| WRITTEN TASK |
Reproduce the records exactly, from the line containing "tab-label: QR CODE [262,951,314,963]" through the line containing "card-header[interactable]: Variable Air", including both of those lines.

Entries drawn from a collection
━━━━━━━━━━━━━━━━━━━━━━━━━━━━━━

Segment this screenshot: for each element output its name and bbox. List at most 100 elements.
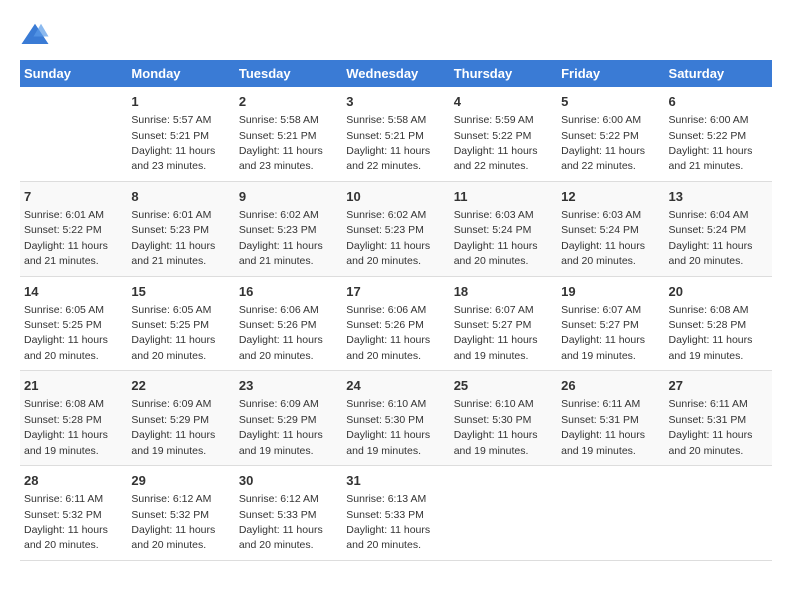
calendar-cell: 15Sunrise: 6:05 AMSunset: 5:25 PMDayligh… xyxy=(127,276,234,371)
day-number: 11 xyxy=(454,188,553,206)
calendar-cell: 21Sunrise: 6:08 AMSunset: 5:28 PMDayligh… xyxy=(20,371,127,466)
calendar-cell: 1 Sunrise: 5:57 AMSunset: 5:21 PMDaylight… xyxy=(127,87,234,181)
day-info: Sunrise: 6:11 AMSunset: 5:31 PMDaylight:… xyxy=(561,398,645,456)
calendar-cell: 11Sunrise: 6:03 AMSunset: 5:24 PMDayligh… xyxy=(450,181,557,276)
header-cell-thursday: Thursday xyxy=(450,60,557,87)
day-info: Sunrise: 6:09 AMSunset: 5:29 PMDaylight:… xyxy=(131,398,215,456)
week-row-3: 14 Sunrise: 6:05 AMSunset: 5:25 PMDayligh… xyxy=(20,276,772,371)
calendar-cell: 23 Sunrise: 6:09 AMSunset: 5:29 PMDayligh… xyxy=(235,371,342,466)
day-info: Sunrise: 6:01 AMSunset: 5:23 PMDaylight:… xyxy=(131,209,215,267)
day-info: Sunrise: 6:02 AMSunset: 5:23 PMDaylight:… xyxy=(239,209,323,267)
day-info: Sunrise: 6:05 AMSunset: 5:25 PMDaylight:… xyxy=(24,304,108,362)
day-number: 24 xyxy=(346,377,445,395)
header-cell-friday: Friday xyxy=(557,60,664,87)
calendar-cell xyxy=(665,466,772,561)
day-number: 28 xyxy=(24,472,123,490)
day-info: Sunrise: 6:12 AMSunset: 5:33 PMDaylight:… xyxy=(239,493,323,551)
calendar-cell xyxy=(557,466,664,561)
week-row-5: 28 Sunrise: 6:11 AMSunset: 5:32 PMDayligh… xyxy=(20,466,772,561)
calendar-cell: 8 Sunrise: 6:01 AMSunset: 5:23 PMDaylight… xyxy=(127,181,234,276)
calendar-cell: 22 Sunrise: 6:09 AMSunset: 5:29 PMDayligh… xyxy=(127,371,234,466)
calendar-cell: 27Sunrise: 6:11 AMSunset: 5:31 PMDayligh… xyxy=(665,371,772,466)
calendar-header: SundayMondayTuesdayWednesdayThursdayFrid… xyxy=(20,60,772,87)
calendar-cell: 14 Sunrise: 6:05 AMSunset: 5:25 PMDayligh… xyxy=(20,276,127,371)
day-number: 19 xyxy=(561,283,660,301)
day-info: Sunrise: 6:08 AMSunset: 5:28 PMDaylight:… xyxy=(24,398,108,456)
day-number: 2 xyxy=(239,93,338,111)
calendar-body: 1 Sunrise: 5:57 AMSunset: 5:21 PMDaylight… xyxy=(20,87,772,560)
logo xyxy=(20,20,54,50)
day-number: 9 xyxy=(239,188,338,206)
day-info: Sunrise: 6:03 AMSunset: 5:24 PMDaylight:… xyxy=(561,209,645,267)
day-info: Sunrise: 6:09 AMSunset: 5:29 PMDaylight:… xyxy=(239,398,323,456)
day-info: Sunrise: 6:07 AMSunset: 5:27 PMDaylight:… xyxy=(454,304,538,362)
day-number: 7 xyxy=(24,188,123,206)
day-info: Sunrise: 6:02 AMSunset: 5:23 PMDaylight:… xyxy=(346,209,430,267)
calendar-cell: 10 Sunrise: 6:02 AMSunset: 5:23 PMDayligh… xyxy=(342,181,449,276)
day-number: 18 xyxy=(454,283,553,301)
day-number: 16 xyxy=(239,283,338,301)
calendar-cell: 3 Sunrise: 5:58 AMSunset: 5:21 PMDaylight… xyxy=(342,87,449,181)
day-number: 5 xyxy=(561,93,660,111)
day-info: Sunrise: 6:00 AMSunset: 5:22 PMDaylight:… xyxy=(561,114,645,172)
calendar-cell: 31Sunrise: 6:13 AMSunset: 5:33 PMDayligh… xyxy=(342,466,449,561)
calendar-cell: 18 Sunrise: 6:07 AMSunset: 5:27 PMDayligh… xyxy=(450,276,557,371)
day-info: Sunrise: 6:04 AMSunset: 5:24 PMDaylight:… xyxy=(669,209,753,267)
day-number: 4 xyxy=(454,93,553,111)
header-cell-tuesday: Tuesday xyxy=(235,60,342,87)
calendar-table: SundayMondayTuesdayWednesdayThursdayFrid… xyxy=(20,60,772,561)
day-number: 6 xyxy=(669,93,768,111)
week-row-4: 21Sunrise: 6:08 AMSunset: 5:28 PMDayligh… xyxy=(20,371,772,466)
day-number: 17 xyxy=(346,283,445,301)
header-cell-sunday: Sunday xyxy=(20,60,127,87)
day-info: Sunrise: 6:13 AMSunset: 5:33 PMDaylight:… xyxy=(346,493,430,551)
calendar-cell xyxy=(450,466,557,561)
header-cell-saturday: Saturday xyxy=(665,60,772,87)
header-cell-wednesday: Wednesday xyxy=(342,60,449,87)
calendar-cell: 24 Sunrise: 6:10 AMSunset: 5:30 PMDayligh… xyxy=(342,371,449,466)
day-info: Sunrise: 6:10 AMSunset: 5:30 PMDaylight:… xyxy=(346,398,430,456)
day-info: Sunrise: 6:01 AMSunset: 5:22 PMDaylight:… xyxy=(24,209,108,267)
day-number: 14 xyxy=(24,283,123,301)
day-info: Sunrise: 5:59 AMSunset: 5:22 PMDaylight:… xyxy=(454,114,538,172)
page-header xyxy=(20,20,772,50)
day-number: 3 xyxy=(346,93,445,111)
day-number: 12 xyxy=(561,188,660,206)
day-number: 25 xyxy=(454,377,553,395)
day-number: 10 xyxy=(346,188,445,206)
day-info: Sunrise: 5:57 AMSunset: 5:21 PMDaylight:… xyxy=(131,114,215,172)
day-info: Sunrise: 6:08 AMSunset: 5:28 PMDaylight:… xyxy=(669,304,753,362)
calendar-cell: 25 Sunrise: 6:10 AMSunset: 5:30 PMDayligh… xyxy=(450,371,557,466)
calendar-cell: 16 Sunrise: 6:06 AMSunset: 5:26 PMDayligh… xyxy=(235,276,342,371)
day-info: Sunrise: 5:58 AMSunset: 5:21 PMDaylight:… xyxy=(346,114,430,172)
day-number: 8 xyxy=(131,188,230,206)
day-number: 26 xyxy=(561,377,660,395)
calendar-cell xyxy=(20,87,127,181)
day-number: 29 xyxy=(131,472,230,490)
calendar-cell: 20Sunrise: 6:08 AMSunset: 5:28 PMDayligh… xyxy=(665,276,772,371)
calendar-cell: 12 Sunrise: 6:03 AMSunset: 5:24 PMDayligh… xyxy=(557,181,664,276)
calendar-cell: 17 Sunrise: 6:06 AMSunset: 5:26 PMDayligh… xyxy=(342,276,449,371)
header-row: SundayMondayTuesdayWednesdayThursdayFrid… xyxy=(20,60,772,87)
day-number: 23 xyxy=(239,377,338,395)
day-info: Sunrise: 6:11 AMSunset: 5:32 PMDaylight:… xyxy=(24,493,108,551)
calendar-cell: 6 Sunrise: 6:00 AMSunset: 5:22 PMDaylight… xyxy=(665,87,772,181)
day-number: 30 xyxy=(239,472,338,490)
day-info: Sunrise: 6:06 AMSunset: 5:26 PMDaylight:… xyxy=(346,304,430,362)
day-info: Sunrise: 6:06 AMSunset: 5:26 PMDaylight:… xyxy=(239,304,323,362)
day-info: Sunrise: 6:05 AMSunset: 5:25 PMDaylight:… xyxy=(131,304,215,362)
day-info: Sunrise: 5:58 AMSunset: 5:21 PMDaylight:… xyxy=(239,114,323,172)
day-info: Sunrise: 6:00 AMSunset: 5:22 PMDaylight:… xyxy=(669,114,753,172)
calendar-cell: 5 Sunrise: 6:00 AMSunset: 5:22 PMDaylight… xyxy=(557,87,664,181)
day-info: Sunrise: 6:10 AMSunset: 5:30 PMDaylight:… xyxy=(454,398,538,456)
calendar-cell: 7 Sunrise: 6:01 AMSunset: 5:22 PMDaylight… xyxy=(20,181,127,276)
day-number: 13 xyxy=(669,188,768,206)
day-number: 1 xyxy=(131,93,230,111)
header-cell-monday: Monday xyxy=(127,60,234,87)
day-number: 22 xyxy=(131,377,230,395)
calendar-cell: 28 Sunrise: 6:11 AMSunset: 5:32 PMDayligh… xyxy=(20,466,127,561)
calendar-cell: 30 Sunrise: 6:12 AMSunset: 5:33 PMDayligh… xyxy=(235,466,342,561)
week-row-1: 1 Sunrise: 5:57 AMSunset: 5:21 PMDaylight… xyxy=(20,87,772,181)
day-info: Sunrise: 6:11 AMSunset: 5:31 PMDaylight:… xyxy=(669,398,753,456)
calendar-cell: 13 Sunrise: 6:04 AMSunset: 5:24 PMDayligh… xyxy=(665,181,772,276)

━━━━━━━━━━━━━━━━━━━━━━━━━━━━━━

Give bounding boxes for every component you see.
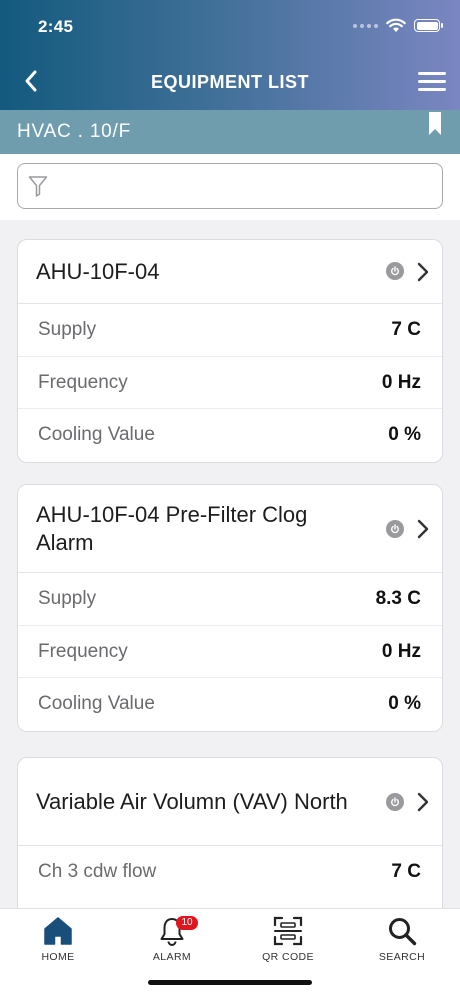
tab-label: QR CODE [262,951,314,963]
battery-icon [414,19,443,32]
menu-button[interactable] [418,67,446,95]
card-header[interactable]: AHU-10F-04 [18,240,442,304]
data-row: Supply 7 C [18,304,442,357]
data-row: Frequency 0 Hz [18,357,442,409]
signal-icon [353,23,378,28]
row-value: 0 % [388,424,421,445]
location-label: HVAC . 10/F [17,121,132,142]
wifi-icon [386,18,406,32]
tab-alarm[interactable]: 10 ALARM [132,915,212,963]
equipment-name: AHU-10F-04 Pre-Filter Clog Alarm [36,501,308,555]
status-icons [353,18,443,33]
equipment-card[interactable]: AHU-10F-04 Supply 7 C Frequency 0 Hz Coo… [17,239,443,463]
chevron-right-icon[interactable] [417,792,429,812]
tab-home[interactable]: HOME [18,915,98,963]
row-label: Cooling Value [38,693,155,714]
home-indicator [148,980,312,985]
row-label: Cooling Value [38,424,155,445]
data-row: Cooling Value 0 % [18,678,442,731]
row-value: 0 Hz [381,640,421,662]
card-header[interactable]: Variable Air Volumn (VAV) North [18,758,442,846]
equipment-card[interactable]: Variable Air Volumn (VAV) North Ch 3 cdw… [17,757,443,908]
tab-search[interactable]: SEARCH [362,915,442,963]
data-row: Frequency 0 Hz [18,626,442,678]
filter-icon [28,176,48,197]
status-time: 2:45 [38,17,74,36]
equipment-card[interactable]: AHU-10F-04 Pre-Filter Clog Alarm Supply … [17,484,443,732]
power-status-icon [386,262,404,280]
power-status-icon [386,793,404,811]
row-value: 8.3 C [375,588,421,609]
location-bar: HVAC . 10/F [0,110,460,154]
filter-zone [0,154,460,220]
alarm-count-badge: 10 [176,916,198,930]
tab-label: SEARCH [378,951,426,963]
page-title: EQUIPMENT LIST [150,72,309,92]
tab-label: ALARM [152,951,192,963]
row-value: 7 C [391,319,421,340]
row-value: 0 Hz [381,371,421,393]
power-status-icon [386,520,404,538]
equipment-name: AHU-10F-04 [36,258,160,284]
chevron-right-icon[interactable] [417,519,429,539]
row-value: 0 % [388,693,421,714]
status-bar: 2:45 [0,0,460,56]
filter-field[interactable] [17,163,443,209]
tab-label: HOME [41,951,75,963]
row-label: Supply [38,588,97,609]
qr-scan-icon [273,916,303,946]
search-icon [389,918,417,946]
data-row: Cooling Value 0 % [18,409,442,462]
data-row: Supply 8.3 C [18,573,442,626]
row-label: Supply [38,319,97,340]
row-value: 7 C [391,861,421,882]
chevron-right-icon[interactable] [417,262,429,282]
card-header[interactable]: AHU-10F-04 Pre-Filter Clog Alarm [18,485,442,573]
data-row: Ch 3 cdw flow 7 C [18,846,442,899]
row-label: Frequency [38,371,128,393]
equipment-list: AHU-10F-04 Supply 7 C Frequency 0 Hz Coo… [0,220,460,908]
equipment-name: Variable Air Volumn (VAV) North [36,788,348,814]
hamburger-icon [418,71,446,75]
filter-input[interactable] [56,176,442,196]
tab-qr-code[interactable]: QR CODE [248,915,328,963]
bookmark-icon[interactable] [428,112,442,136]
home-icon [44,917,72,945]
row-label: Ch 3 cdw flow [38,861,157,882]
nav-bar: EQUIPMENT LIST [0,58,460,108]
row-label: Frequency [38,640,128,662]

━━━━━━━━━━━━━━━━━━━━━━━━━━━━━━

| COMPLETE ANSWER |
tab-label: QR CODE [262,951,314,963]
battery-icon [414,19,443,32]
menu-button[interactable] [418,67,446,95]
card-header[interactable]: AHU-10F-04 [18,240,442,304]
data-row: Supply 7 C [18,304,442,357]
data-row: Frequency 0 Hz [18,357,442,409]
signal-icon [353,23,378,28]
row-value: 0 % [388,424,421,445]
location-label: HVAC . 10/F [17,121,132,142]
wifi-icon [386,18,406,32]
tab-alarm[interactable]: 10 ALARM [132,915,212,963]
equipment-name: AHU-10F-04 Pre-Filter Clog Alarm [36,501,308,555]
status-icons [353,18,443,33]
equipment-card[interactable]: AHU-10F-04 Supply 7 C Frequency 0 Hz Coo… [17,239,443,463]
chevron-right-icon[interactable] [417,792,429,812]
tab-home[interactable]: HOME [18,915,98,963]
row-label: Cooling Value [38,693,155,714]
home-indicator [148,980,312,985]
row-label: Cooling Value [38,424,155,445]
data-row: Cooling Value 0 % [18,678,442,731]
row-value: 0 Hz [381,640,421,662]
card-header[interactable]: Variable Air Volumn (VAV) North [18,758,442,846]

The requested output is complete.